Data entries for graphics
========
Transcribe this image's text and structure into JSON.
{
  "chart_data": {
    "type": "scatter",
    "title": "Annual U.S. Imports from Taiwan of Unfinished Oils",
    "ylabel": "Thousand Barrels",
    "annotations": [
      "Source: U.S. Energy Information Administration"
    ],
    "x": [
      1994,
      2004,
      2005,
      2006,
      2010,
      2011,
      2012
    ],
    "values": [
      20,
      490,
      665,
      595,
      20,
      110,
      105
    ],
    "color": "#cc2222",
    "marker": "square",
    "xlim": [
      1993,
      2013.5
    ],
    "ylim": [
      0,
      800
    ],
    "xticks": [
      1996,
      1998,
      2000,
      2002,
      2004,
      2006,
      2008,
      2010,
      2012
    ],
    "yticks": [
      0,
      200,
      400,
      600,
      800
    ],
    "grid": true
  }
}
========
[AIM OF THE EXERCISE] Go through the listing and print each line exactly as it appears.

[OUTPUT OF THE TASK]
Transcribe this image's text and structure into JSON.
{
  "chart_data": {
    "type": "scatter",
    "title": "Annual U.S. Imports from Taiwan of Unfinished Oils",
    "ylabel": "Thousand Barrels",
    "annotations": [
      "Source: U.S. Energy Information Administration"
    ],
    "x": [
      1994,
      2004,
      2005,
      2006,
      2010,
      2011,
      2012
    ],
    "values": [
      20,
      490,
      665,
      595,
      20,
      110,
      105
    ],
    "color": "#cc2222",
    "marker": "square",
    "xlim": [
      1993,
      2013.5
    ],
    "ylim": [
      0,
      800
    ],
    "xticks": [
      1996,
      1998,
      2000,
      2002,
      2004,
      2006,
      2008,
      2010,
      2012
    ],
    "yticks": [
      0,
      200,
      400,
      600,
      800
    ],
    "grid": true
  }
}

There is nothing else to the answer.